* **Set task**:
Please copy exactly the lines that begin with the one containing "Output a JSON" and end with the last line of the entries.

--------

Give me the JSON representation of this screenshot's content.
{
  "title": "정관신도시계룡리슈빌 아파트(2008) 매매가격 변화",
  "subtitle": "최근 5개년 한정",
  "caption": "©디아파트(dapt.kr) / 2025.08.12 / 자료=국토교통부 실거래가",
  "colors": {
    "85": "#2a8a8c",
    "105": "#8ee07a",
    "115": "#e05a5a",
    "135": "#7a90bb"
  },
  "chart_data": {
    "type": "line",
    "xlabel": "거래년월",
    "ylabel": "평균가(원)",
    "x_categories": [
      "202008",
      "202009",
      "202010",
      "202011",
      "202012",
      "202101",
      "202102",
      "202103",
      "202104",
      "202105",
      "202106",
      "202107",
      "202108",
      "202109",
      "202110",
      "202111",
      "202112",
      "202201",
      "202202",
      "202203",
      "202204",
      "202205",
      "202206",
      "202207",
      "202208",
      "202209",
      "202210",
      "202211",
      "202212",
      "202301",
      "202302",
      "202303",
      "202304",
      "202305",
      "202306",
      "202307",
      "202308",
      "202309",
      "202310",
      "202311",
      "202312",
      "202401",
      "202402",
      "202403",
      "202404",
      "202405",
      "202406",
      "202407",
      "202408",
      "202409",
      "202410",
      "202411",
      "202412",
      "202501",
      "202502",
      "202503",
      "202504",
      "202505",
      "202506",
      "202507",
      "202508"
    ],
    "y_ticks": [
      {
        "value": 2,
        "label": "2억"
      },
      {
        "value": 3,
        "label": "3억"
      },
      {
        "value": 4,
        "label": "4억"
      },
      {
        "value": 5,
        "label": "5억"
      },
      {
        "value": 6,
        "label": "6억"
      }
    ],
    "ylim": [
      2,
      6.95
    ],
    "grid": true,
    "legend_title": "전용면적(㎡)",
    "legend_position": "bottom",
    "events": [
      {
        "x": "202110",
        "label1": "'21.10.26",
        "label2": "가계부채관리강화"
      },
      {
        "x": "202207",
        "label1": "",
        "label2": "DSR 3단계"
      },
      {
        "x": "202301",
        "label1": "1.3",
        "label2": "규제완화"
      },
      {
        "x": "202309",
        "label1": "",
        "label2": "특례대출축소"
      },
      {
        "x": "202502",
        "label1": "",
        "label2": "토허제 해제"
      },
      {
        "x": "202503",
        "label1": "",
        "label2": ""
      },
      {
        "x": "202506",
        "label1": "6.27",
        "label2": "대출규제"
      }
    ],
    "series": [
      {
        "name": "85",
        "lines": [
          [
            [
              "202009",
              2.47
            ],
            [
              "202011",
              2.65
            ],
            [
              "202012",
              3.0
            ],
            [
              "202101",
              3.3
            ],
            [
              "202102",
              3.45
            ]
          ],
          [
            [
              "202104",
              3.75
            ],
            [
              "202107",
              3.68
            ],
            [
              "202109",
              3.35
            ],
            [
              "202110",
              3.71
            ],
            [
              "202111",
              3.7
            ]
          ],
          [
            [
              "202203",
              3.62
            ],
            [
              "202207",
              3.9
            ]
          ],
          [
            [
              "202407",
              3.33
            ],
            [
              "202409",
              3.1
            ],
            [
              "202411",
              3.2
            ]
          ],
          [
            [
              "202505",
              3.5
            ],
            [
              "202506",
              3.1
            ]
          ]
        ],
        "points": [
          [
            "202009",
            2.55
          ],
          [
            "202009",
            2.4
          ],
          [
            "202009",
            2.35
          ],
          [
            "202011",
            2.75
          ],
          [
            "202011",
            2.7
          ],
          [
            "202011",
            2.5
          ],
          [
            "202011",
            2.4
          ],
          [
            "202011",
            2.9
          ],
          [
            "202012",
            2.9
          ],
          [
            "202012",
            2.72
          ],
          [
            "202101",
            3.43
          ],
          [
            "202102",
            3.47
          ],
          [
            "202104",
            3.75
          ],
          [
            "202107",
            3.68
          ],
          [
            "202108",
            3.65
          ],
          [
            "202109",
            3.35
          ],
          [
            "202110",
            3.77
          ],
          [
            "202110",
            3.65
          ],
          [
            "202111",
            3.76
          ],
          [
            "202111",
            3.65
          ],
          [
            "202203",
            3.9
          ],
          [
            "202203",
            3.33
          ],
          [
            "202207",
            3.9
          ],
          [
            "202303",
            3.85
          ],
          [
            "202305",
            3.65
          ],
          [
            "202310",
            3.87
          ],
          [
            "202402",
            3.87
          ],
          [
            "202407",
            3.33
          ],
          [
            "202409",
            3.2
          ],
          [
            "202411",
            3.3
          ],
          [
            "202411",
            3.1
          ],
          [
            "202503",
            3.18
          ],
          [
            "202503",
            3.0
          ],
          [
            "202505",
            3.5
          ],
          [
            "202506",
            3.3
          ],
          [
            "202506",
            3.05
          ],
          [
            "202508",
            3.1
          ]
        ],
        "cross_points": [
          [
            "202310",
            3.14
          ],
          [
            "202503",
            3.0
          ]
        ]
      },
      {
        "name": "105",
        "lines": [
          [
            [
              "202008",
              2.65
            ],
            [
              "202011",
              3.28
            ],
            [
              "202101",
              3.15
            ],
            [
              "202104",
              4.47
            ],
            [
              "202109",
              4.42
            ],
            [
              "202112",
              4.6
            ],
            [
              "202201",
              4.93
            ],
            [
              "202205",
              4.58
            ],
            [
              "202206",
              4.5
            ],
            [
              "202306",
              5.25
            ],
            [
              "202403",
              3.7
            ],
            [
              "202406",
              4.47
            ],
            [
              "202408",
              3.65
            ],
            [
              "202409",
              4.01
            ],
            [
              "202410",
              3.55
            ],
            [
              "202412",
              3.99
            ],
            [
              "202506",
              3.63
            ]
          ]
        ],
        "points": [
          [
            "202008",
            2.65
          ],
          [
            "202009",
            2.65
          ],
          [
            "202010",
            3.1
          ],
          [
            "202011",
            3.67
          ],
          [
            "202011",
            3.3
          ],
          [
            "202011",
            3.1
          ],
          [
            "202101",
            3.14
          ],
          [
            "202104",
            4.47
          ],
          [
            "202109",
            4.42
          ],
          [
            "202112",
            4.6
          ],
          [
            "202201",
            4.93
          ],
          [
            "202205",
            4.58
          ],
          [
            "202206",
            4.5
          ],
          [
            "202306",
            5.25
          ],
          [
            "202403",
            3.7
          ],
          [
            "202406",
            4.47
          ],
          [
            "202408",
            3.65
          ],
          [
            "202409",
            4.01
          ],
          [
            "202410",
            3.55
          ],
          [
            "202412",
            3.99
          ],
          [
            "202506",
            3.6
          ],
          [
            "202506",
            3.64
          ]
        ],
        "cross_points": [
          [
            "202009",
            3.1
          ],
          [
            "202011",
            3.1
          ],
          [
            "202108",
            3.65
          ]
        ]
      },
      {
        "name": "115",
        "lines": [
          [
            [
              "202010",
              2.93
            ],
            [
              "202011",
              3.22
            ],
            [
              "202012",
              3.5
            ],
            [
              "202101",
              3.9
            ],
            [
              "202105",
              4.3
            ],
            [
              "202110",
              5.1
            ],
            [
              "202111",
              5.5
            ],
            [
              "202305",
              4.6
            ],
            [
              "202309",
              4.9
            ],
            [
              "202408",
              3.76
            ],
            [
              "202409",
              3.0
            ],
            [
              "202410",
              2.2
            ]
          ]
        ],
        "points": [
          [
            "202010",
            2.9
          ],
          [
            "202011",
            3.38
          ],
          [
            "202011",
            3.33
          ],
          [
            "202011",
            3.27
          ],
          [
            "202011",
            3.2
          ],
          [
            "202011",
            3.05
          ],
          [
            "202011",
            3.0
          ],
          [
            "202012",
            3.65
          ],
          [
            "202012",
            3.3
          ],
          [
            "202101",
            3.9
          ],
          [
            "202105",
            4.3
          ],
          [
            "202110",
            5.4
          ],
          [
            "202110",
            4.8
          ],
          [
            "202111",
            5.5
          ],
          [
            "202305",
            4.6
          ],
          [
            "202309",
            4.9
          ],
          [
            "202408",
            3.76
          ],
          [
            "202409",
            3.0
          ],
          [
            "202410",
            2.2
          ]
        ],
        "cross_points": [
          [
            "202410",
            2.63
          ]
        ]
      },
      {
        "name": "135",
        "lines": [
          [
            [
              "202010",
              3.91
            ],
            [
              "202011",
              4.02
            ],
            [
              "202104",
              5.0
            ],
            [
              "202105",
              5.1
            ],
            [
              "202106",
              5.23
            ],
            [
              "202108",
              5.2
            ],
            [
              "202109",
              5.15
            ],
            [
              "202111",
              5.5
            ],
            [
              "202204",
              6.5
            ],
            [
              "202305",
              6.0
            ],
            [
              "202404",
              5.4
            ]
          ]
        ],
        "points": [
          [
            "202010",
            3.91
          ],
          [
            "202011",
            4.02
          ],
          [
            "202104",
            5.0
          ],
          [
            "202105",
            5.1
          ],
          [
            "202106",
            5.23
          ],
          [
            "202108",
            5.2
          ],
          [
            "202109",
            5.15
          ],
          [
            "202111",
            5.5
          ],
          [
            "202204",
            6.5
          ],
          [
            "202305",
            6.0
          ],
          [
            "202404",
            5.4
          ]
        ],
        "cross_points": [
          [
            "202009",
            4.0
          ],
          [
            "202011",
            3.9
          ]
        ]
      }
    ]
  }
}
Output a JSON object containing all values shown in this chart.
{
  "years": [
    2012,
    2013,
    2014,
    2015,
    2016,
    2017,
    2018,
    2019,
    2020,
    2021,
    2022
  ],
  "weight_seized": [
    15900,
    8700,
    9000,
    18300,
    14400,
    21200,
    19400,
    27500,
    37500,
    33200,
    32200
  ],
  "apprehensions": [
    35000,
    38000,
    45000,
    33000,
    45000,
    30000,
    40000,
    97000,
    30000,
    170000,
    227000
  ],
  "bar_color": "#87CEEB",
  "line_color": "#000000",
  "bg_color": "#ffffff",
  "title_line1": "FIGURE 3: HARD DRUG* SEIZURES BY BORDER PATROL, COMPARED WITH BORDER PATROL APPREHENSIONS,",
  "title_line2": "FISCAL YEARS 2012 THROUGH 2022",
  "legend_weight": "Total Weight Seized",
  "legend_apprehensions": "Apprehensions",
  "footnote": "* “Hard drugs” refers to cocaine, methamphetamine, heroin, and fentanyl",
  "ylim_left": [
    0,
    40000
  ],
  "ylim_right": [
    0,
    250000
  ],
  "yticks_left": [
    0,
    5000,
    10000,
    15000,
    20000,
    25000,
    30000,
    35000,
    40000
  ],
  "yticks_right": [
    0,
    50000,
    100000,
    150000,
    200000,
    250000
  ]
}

--------

* **Response below**:
Output a JSON object containing all values shown in this chart.
{
  "years": [
    2012,
    2013,
    2014,
    2015,
    2016,
    2017,
    2018,
    2019,
    2020,
    2021,
    2022
  ],
  "weight_seized": [
    15900,
    8700,
    9000,
    18300,
    14400,
    21200,
    19400,
    27500,
    37500,
    33200,
    32200
  ],
  "apprehensions": [
    35000,
    38000,
    45000,
    33000,
    45000,
    30000,
    40000,
    97000,
    30000,
    170000,
    227000
  ],
  "bar_color": "#87CEEB",
  "line_color": "#000000",
  "bg_color": "#ffffff",
  "title_line1": "FIGURE 3: HARD DRUG* SEIZURES BY BORDER PATROL, COMPARED WITH BORDER PATROL APPREHENSIONS,",
  "title_line2": "FISCAL YEARS 2012 THROUGH 2022",
  "legend_weight": "Total Weight Seized",
  "legend_apprehensions": "Apprehensions",
  "footnote": "* “Hard drugs” refers to cocaine, methamphetamine, heroin, and fentanyl",
  "ylim_left": [
    0,
    40000
  ],
  "ylim_right": [
    0,
    250000
  ],
  "yticks_left": [
    0,
    5000,
    10000,
    15000,
    20000,
    25000,
    30000,
    35000,
    40000
  ],
  "yticks_right": [
    0,
    50000,
    100000,
    150000,
    200000,
    250000
  ]
}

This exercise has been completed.